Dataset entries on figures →

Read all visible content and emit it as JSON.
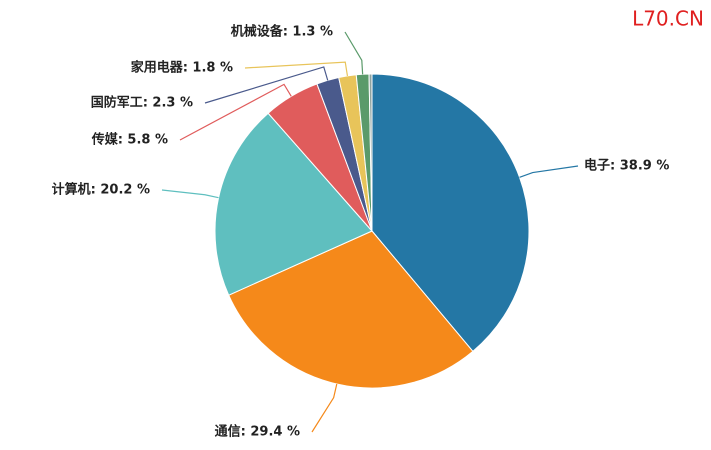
{
  "chart_data": {
    "type": "pie",
    "watermark": "L70.CN",
    "values": [
      38.9,
      29.4,
      20.2,
      5.8,
      2.3,
      1.8,
      1.3,
      0.3
    ],
    "value_labels": [
      "电子: 38.9 %",
      "通信: 29.4 %",
      "计算机: 20.2 %",
      "传媒: 5.8 %",
      "国防军工: 2.3 %",
      "家用电器: 1.8 %",
      "机械设备: 1.3 %",
      null
    ],
    "colors": [
      "#2477a5",
      "#f5891a",
      "#5fbfbf",
      "#e05c5c",
      "#4a5a8c",
      "#e8c45a",
      "#5a9a6a",
      "#8fa3a0"
    ]
  }
}
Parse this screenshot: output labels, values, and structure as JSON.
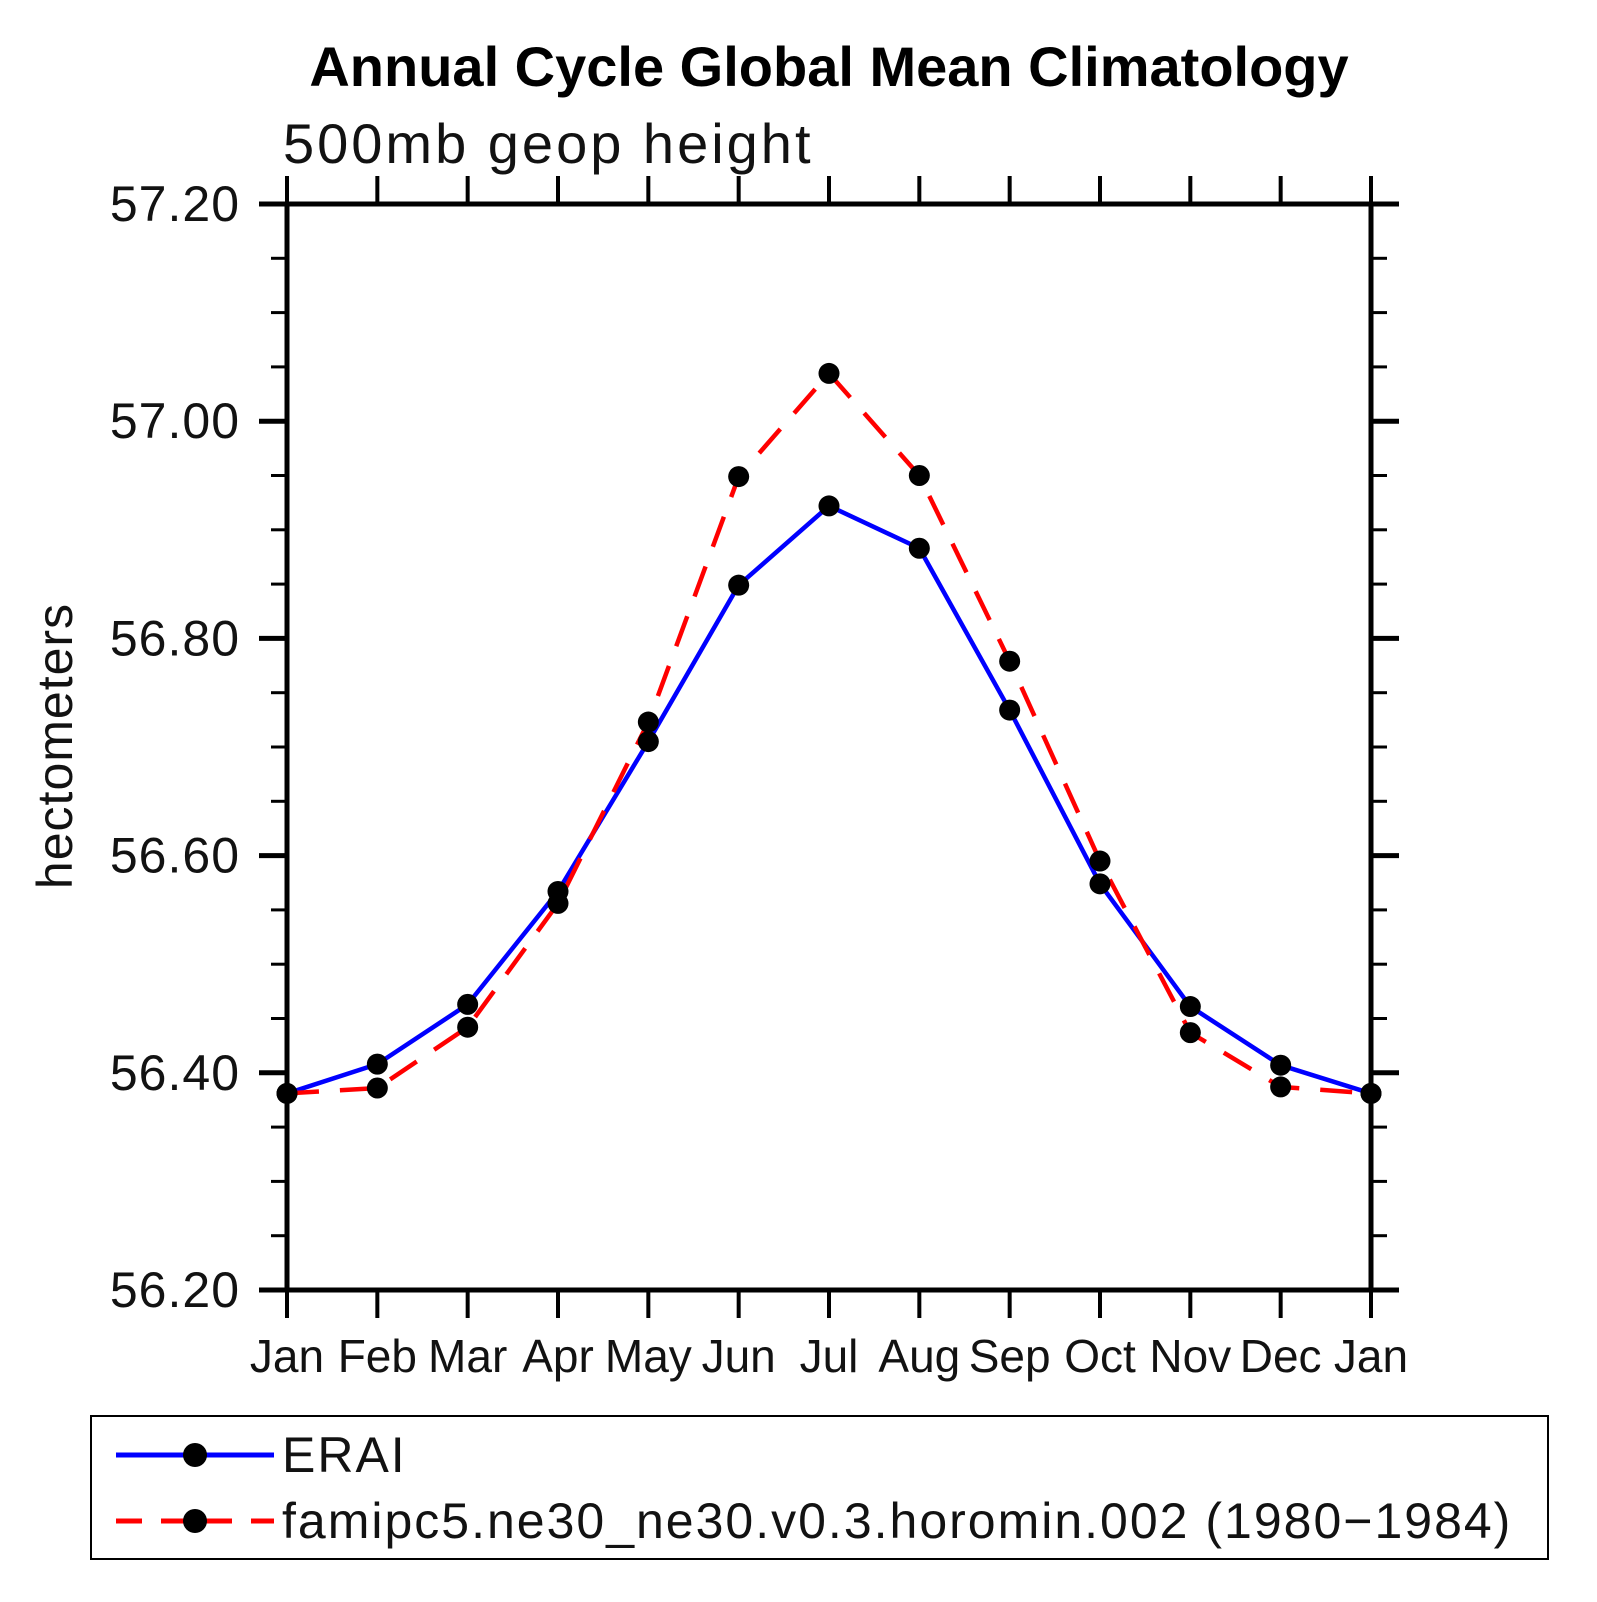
{
  "chart_data": {
    "type": "line",
    "title": "Annual Cycle Global Mean Climatology",
    "subtitle": "500mb geop height",
    "xlabel": "",
    "ylabel": "hectometers",
    "categories": [
      "Jan",
      "Feb",
      "Mar",
      "Apr",
      "May",
      "Jun",
      "Jul",
      "Aug",
      "Sep",
      "Oct",
      "Nov",
      "Dec",
      "Jan"
    ],
    "ylim": [
      56.2,
      57.2
    ],
    "ytick_major": 0.2,
    "ytick_minor": 0.05,
    "ytick_labels": [
      "56.20",
      "56.40",
      "56.60",
      "56.80",
      "57.00",
      "57.20"
    ],
    "grid": false,
    "legend_position": "bottom-left-box",
    "axis_color": "#000000",
    "marker_color": "#000000",
    "series": [
      {
        "name": "ERAI",
        "color": "#0000ff",
        "style": "solid",
        "marker": "circle",
        "values": [
          56.381,
          56.408,
          56.463,
          56.567,
          56.705,
          56.849,
          56.922,
          56.883,
          56.734,
          56.574,
          56.461,
          56.407,
          56.381
        ]
      },
      {
        "name": "famipc5.ne30_ne30.v0.3.horomin.002 (1980−1984)",
        "color": "#ff0000",
        "style": "dashed",
        "marker": "circle",
        "values": [
          56.381,
          56.386,
          56.442,
          56.556,
          56.723,
          56.949,
          57.044,
          56.95,
          56.779,
          56.595,
          56.437,
          56.387,
          56.381
        ]
      }
    ]
  }
}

Written request →
Write out the full set of lines verbatim, without the pictures.

Exercise result →
Read all visible content and emit it as JSON.
{
  "chart_data": {
    "type": "pie",
    "watermark": "L70.CN",
    "values": [
      38.9,
      29.4,
      20.2,
      5.8,
      2.3,
      1.8,
      1.3,
      0.3
    ],
    "value_labels": [
      "电子: 38.9 %",
      "通信: 29.4 %",
      "计算机: 20.2 %",
      "传媒: 5.8 %",
      "国防军工: 2.3 %",
      "家用电器: 1.8 %",
      "机械设备: 1.3 %",
      null
    ],
    "colors": [
      "#2477a5",
      "#f5891a",
      "#5fbfbf",
      "#e05c5c",
      "#4a5a8c",
      "#e8c45a",
      "#5a9a6a",
      "#8fa3a0"
    ]
  }
}
Parse this screenshot: output labels, values, and structure as JSON.
{
  "chart_data": {
    "type": "line",
    "title": "Annual Cycle Global Mean Climatology",
    "subtitle": "500mb geop height",
    "xlabel": "",
    "ylabel": "hectometers",
    "categories": [
      "Jan",
      "Feb",
      "Mar",
      "Apr",
      "May",
      "Jun",
      "Jul",
      "Aug",
      "Sep",
      "Oct",
      "Nov",
      "Dec",
      "Jan"
    ],
    "ylim": [
      56.2,
      57.2
    ],
    "ytick_major": 0.2,
    "ytick_minor": 0.05,
    "ytick_labels": [
      "56.20",
      "56.40",
      "56.60",
      "56.80",
      "57.00",
      "57.20"
    ],
    "grid": false,
    "legend_position": "bottom-left-box",
    "axis_color": "#000000",
    "marker_color": "#000000",
    "series": [
      {
        "name": "ERAI",
        "color": "#0000ff",
        "style": "solid",
        "marker": "circle",
        "values": [
          56.381,
          56.408,
          56.463,
          56.567,
          56.705,
          56.849,
          56.922,
          56.883,
          56.734,
          56.574,
          56.461,
          56.407,
          56.381
        ]
      },
      {
        "name": "famipc5.ne30_ne30.v0.3.horomin.002 (1980−1984)",
        "color": "#ff0000",
        "style": "dashed",
        "marker": "circle",
        "values": [
          56.381,
          56.386,
          56.442,
          56.556,
          56.723,
          56.949,
          57.044,
          56.95,
          56.779,
          56.595,
          56.437,
          56.387,
          56.381
        ]
      }
    ]
  }
}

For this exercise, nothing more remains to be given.